- What to produce
Please pull out every line that includes the string "cotto".

- Saved data entries
┌──

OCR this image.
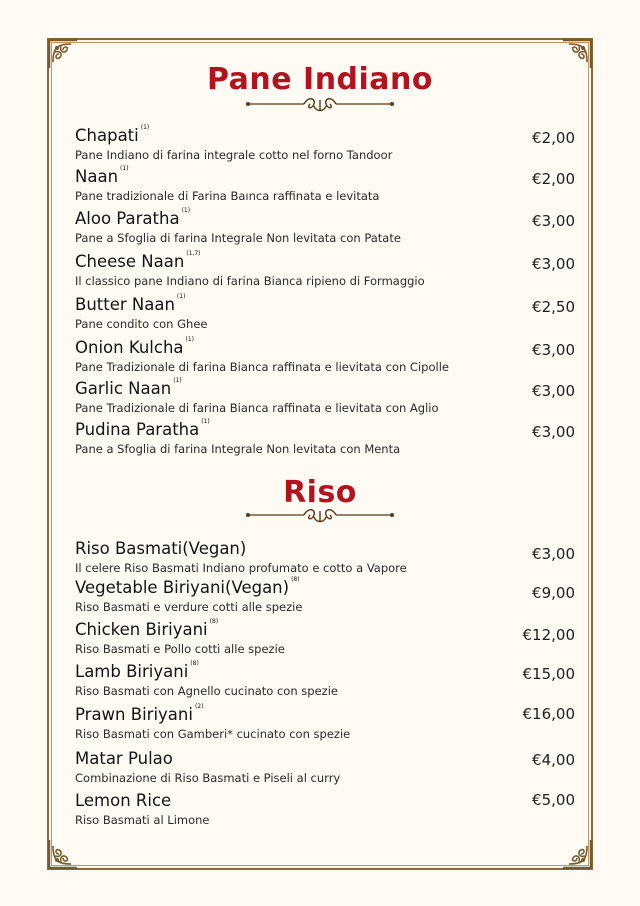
Pane Indiano
Chapati $^{(1)}$
Pane Indiano di farina integrale cotto nel forno Tandoor
€2,00
Naan $^{(1)}$
Pane tradizionale di Farina Baınca raffinata e levitata
€2,00
Aloo Paratha $^{(1)}$
Pane a Sfoglia di farina Integrale Non levitata con Patate
€3,00
Cheese Naan $^{(1,7)}$
Il classico pane Indiano di farina Bianca ripieno di Formaggio
€3,00
Butter Naan $^{(1)}$
Pane condito con Ghee
€2,50
Onion Kulcha $^{(1)}$
Pane Tradizionale di farina Bianca raffinata e lievitata con Cipolle
€3,00
Garlic Naan $^{(1)}$
Pane Tradizionale di farina Bianca raffinata e lievitata con Aglio
€3,00
Pudina Paratha $^{(1)}$
Pane a Sfoglia di farina Integrale Non levitata con Menta
€3,00
Riso
Riso Basmati(Vegan)
Il celere Riso Basmati Indiano profumato e cotto a Vapore
€3,00
Vegetable Biriyani(Vegan) $^{(8)}$
Riso Basmati e verdure cotti alle spezie
€9,00
Chicken Biriyani $^{(8)}$
Riso Basmati e Pollo cotti alle spezie
€12,00
Lamb Biriyani $^{(8)}$
Riso Basmati con Agnello cucinato con spezie
€15,00
Prawn Biriyani $^{(2)}$
Riso Basmati con Gamberi* cucinato con spezie
€16,00
Matar Pulao
Combinazione di Riso Basmati e Piseli al curry
€4,00
Lemon Rice
Riso Basmati al Limone
€5,00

└──

- Solution to this task
Pane Indiano di farina integrale cotto nel forno Tandoor
Il celere Riso Basmati Indiano profumato e cotto a Vapore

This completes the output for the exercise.